Problem to work on →
Please copy the passage on optic nerve head strains starting with "The eyes and" and going on through "the orbital tissues.", renaming "baseline FE model" to "reference FE model" throughout.

Extract provided →
* * * * * * * * *

We combined finite element (FE) analysis and dynamic magnetic resonance imaging (MRI) to estimate optic nerve head (ONH) strains (deformations) during eye movements, and identify factors influencing such strains.

The eyes and orbital tissues of a healthy subject were visualized during visually-guided horizontal eye movements, using dynamic MRI. A baseline FE model of the left eye was reconstructed in the primary gaze position and included details from the orbital tissues.

The baseline FE model matched the MRI scan well. Our models predicted that, during eye movements, the retrobulbar portion of optic nerve had a pulling action on the ONH, which resulted in large strains within the ONH tissues.

We further measured lamina cribrosa (LC) strains (deformations) following abduction and adduction in healthy subjects and to compare them with those resulting from a relatively high acute intraocular pressure (IOP) elevation using in vivo OCT imaging.

* * * * * * * * *

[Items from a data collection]
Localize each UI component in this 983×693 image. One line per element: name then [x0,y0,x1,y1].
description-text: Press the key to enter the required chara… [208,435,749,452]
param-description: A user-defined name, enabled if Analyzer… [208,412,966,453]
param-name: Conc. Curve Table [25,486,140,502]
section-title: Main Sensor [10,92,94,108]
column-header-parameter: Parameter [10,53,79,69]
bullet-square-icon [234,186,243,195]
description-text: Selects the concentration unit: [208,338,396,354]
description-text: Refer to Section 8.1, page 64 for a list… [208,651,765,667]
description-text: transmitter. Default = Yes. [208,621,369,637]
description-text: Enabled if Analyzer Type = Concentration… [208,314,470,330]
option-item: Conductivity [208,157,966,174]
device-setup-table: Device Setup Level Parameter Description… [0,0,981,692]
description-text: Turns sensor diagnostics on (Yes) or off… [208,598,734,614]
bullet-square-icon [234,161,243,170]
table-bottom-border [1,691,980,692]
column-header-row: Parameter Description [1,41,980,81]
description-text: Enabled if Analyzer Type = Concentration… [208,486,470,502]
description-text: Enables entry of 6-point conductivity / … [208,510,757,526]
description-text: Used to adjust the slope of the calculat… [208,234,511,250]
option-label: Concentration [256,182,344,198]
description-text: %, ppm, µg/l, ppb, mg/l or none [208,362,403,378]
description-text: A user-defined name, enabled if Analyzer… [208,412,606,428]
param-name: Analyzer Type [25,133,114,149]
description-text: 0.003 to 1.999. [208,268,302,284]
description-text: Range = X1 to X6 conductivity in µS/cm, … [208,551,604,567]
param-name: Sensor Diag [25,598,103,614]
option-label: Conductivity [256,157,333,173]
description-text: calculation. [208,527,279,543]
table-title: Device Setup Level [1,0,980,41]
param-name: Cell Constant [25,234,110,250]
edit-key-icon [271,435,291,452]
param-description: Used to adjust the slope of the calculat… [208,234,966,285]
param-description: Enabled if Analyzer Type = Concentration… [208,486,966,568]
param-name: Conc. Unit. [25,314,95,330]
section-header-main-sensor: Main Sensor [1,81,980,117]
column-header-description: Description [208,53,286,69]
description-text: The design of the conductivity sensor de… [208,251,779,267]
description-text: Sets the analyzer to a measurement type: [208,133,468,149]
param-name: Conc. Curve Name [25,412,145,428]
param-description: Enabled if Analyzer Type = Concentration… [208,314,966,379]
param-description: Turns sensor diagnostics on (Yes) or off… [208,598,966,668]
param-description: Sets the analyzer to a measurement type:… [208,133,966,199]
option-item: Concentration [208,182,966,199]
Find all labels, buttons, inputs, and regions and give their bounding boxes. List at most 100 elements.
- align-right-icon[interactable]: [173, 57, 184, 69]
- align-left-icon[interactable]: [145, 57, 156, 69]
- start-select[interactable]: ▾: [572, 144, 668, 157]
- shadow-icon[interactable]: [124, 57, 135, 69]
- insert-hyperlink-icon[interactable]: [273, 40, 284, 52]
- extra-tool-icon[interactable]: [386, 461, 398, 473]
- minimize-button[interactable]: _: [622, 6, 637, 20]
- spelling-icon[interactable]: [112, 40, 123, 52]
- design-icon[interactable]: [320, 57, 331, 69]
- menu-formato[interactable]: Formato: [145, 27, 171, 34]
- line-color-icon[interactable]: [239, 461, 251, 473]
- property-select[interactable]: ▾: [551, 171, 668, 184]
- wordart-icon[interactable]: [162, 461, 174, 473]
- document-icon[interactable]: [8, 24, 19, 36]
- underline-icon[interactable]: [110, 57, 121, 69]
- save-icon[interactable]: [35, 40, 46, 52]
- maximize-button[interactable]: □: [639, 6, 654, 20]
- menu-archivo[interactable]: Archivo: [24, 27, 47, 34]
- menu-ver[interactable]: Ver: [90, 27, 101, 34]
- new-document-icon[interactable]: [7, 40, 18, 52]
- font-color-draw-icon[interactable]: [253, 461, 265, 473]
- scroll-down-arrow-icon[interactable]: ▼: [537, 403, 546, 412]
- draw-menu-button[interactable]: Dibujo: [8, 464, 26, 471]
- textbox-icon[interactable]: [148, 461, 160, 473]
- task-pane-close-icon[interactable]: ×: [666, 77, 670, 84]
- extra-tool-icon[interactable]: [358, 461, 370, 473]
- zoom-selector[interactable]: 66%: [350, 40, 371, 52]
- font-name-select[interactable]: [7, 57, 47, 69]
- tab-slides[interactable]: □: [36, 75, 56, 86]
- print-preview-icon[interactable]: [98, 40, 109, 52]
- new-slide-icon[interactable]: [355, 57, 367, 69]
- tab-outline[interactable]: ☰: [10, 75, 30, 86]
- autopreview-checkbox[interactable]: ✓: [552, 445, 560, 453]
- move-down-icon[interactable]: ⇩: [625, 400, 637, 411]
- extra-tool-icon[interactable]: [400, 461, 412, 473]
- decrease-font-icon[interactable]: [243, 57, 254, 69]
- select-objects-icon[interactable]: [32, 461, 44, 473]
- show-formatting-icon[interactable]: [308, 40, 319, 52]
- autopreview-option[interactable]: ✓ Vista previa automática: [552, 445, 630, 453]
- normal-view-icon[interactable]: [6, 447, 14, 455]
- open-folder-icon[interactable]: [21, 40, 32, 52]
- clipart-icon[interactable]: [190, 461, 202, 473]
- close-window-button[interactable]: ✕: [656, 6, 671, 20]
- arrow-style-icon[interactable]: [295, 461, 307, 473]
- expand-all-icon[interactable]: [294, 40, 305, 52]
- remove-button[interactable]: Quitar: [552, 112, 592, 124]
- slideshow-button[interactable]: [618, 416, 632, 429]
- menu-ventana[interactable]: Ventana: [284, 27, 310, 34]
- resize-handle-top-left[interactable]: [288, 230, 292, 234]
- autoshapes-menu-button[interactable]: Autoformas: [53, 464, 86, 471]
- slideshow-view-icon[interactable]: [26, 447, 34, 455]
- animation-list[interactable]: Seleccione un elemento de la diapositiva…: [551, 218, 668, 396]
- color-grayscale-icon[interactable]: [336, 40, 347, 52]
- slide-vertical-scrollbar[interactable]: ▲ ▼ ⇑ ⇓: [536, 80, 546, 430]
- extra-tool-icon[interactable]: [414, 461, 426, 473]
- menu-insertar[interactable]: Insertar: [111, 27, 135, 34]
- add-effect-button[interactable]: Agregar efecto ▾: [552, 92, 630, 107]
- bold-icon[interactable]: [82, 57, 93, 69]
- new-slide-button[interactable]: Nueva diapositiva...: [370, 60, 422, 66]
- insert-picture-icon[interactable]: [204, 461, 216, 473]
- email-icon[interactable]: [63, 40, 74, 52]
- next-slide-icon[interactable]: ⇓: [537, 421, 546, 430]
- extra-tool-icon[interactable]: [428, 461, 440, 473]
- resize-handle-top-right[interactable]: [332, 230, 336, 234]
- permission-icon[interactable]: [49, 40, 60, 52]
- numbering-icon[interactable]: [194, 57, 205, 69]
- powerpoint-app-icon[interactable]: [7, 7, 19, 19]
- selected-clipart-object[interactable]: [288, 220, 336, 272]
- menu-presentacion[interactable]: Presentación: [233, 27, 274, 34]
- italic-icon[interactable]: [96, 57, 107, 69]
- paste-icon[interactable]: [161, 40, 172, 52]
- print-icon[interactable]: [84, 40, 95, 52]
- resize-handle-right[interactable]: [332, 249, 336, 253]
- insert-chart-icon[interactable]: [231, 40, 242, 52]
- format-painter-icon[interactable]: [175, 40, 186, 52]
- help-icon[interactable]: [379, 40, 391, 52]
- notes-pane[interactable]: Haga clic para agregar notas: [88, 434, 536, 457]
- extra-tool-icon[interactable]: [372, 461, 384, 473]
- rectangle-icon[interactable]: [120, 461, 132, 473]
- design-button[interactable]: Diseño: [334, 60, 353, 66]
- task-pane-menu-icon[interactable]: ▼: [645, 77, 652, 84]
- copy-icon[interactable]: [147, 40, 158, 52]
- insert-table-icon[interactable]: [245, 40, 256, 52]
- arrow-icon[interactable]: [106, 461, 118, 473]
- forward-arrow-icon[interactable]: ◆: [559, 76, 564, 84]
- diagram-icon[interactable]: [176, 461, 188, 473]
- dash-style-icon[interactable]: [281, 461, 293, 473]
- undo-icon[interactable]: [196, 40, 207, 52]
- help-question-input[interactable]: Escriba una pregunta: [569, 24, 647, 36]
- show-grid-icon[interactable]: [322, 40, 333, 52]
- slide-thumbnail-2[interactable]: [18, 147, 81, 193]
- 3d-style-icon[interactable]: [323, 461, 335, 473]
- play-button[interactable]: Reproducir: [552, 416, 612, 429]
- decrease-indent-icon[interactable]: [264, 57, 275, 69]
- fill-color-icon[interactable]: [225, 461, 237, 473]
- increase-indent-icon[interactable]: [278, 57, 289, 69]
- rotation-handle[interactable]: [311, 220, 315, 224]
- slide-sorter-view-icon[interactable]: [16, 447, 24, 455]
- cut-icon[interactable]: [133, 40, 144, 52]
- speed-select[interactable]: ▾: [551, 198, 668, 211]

* * * * * * * * *

Response to this task →
The eyes and orbital tissues of a healthy subject were visualized during visually-guided horizontal eye movements, using dynamic MRI. A reference FE model of the left eye was reconstructed in the primary gaze position and included details from the orbital tissues.